Work to do = Type out the material below exactly.

______________________________

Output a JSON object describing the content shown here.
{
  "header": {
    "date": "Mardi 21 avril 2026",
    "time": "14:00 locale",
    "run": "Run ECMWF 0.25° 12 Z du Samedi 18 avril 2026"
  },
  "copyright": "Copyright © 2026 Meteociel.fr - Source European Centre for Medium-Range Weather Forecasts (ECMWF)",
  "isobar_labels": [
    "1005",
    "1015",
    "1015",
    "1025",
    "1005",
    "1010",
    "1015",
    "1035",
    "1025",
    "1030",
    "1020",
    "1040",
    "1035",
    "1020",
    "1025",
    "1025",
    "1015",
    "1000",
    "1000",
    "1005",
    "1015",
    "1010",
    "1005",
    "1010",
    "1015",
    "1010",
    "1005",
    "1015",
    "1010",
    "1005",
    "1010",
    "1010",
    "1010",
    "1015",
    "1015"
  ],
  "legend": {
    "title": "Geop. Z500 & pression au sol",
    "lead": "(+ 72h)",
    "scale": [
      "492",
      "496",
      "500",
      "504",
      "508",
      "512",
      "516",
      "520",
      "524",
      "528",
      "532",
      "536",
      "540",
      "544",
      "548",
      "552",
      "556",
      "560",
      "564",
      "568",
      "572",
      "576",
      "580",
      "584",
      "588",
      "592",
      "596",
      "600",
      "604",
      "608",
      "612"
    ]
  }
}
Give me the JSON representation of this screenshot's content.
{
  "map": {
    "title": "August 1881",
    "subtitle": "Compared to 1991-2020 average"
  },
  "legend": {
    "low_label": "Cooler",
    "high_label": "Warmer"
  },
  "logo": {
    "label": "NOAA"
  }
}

______________________________

Full answer =
Output a JSON object describing the content shown here.
{
  "header": {
    "date": "Mardi 21 avril 2026",
    "time": "14:00 locale",
    "run": "Run ECMWF 0.25° 12 Z du Samedi 18 avril 2026"
  },
  "copyright": "Copyright © 2026 Meteociel.fr - Source European Centre for Medium-Range Weather Forecasts (ECMWF)",
  "isobar_labels": [
    "1005",
    "1015",
    "1015",
    "1025",
    "1005",
    "1010",
    "1015",
    "1035",
    "1025",
    "1030",
    "1020",
    "1040",
    "1035",
    "1020",
    "1025",
    "1025",
    "1015",
    "1000",
    "1000",
    "1005",
    "1015",
    "1010",
    "1005",
    "1010",
    "1015",
    "1010",
    "1005",
    "1015",
    "1010",
    "1005",
    "1010",
    "1010",
    "1010",
    "1015",
    "1015"
  ],
  "legend": {
    "title": "Geop. Z500 & pression au sol",
    "lead": "(+ 72h)",
    "scale": [
      "492",
      "496",
      "500",
      "504",
      "508",
      "512",
      "516",
      "520",
      "524",
      "528",
      "532",
      "536",
      "540",
      "544",
      "548",
      "552",
      "556",
      "560",
      "564",
      "568",
      "572",
      "576",
      "580",
      "584",
      "588",
      "592",
      "596",
      "600",
      "604",
      "608",
      "612"
    ]
  }
}
Give me the JSON representation of this screenshot's content.
{
  "map": {
    "title": "August 1881",
    "subtitle": "Compared to 1991-2020 average"
  },
  "legend": {
    "low_label": "Cooler",
    "high_label": "Warmer"
  },
  "logo": {
    "label": "NOAA"
  }
}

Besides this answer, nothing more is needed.